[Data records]
Start

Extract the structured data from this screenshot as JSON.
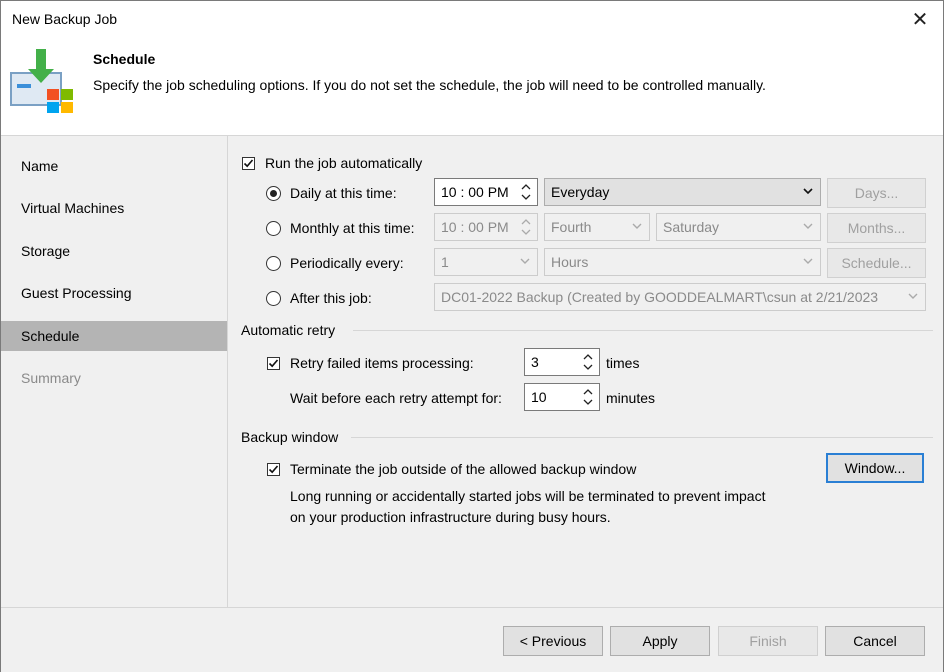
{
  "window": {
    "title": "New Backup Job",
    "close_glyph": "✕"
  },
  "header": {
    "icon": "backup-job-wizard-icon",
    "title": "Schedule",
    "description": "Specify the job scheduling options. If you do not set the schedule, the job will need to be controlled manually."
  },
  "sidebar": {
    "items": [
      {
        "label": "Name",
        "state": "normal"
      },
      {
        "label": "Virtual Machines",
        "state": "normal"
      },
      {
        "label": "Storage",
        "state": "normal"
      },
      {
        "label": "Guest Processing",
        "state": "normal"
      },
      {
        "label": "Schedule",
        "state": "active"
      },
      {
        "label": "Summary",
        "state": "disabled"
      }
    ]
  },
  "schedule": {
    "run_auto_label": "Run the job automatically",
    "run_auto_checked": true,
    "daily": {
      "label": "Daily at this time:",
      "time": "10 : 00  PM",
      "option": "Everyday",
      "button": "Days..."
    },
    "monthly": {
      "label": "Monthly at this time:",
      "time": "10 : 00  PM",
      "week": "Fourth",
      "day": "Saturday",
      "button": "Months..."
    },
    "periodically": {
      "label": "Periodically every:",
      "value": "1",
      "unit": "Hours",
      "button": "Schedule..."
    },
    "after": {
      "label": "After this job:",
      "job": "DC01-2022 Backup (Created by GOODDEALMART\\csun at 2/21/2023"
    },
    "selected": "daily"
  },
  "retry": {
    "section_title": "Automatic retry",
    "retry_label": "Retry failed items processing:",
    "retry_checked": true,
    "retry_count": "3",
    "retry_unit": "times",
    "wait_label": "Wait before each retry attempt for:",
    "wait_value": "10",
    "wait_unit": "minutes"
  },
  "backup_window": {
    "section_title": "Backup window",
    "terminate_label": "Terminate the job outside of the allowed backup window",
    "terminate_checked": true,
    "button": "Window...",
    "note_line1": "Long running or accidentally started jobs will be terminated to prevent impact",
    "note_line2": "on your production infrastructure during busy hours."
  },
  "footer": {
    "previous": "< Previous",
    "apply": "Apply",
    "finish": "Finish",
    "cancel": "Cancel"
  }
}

End

TASK GOAL: In your copy of the records, include no pictures; repeat everything else exactly.

ANSWER TO THE EXERCISE:
Extract the structured data from this screenshot as JSON.
{
  "window": {
    "title": "New Backup Job",
    "close_glyph": "✕"
  },
  "header": {
    "icon": "backup-job-wizard-icon",
    "title": "Schedule",
    "description": "Specify the job scheduling options. If you do not set the schedule, the job will need to be controlled manually."
  },
  "sidebar": {
    "items": [
      {
        "label": "Name",
        "state": "normal"
      },
      {
        "label": "Virtual Machines",
        "state": "normal"
      },
      {
        "label": "Storage",
        "state": "normal"
      },
      {
        "label": "Guest Processing",
        "state": "normal"
      },
      {
        "label": "Schedule",
        "state": "active"
      },
      {
        "label": "Summary",
        "state": "disabled"
      }
    ]
  },
  "schedule": {
    "run_auto_label": "Run the job automatically",
    "run_auto_checked": true,
    "daily": {
      "label": "Daily at this time:",
      "time": "10 : 00  PM",
      "option": "Everyday",
      "button": "Days..."
    },
    "monthly": {
      "label": "Monthly at this time:",
      "time": "10 : 00  PM",
      "week": "Fourth",
      "day": "Saturday",
      "button": "Months..."
    },
    "periodically": {
      "label": "Periodically every:",
      "value": "1",
      "unit": "Hours",
      "button": "Schedule..."
    },
    "after": {
      "label": "After this job:",
      "job": "DC01-2022 Backup (Created by GOODDEALMART\\csun at 2/21/2023"
    },
    "selected": "daily"
  },
  "retry": {
    "section_title": "Automatic retry",
    "retry_label": "Retry failed items processing:",
    "retry_checked": true,
    "retry_count": "3",
    "retry_unit": "times",
    "wait_label": "Wait before each retry attempt for:",
    "wait_value": "10",
    "wait_unit": "minutes"
  },
  "backup_window": {
    "section_title": "Backup window",
    "terminate_label": "Terminate the job outside of the allowed backup window",
    "terminate_checked": true,
    "button": "Window...",
    "note_line1": "Long running or accidentally started jobs will be terminated to prevent impact",
    "note_line2": "on your production infrastructure during busy hours."
  },
  "footer": {
    "previous": "< Previous",
    "apply": "Apply",
    "finish": "Finish",
    "cancel": "Cancel"
  }
}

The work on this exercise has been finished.